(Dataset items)
* Begin *

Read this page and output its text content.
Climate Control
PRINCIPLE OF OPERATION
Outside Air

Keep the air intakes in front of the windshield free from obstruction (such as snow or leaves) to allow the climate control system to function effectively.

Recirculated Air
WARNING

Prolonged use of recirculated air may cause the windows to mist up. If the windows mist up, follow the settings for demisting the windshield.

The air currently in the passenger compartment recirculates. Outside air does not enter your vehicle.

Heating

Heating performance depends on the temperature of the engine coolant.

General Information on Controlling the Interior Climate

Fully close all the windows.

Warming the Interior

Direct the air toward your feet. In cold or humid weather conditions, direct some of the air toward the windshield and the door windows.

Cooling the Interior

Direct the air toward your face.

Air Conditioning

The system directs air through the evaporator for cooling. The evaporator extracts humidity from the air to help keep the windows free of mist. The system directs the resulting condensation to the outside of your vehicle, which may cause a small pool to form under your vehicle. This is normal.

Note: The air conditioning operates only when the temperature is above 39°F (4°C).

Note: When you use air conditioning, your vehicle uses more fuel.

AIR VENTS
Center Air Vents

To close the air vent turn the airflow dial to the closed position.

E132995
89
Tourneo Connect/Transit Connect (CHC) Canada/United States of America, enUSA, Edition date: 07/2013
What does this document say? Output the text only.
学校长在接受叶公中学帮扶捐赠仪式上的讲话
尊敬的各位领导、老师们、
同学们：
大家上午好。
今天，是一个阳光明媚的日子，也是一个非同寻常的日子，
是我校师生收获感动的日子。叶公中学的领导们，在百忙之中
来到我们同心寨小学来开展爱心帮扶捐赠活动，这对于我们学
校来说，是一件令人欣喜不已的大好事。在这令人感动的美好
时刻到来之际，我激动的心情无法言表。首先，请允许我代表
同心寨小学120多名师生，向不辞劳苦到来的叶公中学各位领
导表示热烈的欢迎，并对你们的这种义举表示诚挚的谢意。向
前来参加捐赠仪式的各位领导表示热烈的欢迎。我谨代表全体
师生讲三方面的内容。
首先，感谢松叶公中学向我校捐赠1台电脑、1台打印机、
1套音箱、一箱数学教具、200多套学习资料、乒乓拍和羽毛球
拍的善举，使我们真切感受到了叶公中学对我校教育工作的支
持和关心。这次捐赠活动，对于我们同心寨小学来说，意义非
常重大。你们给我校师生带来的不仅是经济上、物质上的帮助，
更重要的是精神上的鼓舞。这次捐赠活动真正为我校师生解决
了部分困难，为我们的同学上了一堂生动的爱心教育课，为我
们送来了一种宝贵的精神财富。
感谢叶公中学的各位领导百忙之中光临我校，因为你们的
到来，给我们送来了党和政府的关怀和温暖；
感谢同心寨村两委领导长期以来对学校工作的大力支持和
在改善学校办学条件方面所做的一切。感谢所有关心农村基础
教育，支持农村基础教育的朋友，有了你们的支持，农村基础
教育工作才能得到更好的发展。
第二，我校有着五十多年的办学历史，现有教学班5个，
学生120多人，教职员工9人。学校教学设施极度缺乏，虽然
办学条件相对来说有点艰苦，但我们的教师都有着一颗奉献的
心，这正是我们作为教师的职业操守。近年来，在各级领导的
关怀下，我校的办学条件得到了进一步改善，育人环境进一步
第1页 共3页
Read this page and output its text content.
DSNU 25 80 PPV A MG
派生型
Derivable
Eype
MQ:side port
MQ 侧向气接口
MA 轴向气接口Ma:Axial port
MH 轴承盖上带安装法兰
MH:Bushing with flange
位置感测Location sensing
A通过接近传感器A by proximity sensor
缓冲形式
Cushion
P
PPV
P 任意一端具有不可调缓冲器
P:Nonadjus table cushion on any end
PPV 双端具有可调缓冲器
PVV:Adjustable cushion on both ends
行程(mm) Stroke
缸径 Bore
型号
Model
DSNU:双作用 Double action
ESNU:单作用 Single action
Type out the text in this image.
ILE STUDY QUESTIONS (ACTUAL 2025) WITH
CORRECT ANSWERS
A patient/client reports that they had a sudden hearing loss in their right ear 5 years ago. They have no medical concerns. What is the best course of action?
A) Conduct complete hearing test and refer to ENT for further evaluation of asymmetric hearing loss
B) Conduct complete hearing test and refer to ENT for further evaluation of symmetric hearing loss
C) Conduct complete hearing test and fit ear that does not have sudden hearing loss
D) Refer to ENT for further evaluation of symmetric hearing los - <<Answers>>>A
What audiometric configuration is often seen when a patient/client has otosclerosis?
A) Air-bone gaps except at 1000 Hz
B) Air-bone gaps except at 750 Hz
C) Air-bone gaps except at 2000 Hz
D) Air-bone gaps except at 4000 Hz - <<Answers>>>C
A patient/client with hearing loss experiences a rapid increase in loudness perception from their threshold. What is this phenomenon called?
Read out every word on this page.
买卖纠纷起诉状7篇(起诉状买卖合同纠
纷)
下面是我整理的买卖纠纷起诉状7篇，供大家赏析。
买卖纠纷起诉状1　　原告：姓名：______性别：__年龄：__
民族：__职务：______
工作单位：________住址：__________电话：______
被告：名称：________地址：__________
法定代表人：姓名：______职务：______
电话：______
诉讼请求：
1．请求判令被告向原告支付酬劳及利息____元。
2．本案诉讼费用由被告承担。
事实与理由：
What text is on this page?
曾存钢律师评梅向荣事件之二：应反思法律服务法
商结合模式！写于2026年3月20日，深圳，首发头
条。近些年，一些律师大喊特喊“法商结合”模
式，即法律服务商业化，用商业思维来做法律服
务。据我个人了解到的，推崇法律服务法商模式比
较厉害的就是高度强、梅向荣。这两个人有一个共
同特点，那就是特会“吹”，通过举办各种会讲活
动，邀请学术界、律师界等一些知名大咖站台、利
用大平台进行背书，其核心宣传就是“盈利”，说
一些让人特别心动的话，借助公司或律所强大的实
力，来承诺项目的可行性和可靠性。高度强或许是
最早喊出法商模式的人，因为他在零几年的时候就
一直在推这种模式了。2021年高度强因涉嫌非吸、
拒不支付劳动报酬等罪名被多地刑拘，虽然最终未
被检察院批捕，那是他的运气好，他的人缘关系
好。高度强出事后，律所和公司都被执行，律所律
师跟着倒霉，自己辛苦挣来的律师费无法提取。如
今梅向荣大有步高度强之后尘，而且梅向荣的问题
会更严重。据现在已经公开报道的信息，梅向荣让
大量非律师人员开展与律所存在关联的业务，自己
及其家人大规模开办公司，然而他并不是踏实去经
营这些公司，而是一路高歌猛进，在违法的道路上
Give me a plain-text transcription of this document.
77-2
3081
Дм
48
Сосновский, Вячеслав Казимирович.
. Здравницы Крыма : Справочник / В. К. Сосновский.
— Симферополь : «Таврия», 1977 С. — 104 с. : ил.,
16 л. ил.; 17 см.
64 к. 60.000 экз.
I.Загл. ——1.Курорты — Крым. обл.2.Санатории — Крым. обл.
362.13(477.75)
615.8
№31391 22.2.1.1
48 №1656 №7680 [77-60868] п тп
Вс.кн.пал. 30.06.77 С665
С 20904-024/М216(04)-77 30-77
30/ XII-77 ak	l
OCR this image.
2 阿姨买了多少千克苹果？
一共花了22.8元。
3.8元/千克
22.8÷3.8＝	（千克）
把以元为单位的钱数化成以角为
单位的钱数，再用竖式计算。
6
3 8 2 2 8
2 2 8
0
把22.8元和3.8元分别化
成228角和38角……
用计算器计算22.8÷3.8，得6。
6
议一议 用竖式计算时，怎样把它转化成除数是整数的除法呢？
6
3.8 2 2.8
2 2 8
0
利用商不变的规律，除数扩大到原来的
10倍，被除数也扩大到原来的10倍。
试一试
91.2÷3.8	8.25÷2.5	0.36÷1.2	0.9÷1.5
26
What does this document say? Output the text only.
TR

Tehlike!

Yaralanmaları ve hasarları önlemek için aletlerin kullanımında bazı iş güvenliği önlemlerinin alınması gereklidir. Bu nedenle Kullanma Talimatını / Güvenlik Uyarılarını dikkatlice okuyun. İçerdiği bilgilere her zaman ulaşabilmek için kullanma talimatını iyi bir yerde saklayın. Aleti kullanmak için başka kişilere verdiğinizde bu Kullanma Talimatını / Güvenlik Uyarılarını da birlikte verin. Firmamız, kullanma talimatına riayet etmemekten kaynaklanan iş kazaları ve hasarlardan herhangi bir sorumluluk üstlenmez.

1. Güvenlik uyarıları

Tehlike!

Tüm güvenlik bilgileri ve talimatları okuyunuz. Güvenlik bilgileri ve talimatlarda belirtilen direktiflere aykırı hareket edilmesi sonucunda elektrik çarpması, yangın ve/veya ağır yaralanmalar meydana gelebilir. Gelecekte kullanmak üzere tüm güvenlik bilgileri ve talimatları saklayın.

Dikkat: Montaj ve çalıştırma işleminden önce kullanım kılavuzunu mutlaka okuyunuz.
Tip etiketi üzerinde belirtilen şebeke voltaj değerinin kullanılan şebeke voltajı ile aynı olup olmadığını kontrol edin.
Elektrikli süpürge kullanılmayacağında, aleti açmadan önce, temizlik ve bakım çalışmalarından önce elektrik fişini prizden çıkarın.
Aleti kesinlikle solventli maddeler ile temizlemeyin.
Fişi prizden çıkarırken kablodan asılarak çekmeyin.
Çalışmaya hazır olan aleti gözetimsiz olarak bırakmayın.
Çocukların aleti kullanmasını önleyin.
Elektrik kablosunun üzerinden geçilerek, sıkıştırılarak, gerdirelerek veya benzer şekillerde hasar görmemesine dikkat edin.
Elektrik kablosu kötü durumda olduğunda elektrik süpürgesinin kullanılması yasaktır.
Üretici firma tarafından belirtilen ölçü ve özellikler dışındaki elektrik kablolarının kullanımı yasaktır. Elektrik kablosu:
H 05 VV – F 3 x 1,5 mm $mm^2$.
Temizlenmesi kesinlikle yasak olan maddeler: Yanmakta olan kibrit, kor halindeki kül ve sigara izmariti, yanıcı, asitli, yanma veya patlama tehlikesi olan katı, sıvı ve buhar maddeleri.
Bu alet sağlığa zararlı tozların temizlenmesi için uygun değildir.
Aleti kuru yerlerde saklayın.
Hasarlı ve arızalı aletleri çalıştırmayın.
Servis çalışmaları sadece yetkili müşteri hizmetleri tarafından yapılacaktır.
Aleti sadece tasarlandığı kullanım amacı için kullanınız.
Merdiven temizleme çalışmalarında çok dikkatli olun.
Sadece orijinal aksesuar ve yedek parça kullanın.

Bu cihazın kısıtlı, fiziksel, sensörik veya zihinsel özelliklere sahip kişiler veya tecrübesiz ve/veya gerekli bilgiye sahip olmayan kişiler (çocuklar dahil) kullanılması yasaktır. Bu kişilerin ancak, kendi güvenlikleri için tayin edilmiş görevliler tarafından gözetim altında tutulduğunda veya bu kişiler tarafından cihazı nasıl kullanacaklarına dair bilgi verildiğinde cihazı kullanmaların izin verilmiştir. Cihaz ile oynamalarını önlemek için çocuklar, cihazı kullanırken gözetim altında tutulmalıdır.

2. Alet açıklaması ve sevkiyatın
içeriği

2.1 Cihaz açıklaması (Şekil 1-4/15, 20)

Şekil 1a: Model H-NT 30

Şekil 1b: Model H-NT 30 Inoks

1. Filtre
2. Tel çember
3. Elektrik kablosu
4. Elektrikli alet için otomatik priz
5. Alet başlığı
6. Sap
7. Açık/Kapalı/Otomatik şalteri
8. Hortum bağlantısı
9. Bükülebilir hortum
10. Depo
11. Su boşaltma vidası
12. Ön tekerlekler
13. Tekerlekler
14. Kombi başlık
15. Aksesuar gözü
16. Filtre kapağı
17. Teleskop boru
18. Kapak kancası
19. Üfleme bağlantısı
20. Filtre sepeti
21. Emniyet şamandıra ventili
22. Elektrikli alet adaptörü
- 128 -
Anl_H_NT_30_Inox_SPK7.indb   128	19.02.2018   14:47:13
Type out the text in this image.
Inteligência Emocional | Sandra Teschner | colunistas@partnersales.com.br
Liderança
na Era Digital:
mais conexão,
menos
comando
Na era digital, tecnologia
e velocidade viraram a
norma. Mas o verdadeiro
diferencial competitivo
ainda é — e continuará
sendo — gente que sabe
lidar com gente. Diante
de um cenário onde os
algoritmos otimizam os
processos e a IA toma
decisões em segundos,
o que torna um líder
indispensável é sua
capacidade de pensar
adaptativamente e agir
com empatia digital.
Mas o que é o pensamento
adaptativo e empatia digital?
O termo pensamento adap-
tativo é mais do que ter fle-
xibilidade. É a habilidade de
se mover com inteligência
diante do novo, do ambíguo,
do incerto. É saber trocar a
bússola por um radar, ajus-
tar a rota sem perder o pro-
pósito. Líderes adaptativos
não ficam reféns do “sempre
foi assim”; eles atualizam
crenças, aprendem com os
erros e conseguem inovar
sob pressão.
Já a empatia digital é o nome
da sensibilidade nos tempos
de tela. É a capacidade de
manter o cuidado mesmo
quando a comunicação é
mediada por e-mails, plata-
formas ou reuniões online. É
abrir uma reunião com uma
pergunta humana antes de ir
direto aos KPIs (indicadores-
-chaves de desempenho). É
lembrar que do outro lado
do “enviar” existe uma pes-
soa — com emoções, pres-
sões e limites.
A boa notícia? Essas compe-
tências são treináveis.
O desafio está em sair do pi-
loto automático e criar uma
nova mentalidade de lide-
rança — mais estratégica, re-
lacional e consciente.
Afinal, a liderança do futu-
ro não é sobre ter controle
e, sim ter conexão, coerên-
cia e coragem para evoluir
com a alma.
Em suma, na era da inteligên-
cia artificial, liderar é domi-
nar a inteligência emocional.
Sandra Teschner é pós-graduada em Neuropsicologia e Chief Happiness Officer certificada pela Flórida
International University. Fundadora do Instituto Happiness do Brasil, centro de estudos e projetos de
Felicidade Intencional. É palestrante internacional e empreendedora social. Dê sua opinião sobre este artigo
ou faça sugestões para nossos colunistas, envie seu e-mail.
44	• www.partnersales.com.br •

* End *

Aim:
Show the lines that mention the word "mais".

Response to this exercise:
mais conexão,
tativo é mais do que ter fle-
rança — mais estratégica, re-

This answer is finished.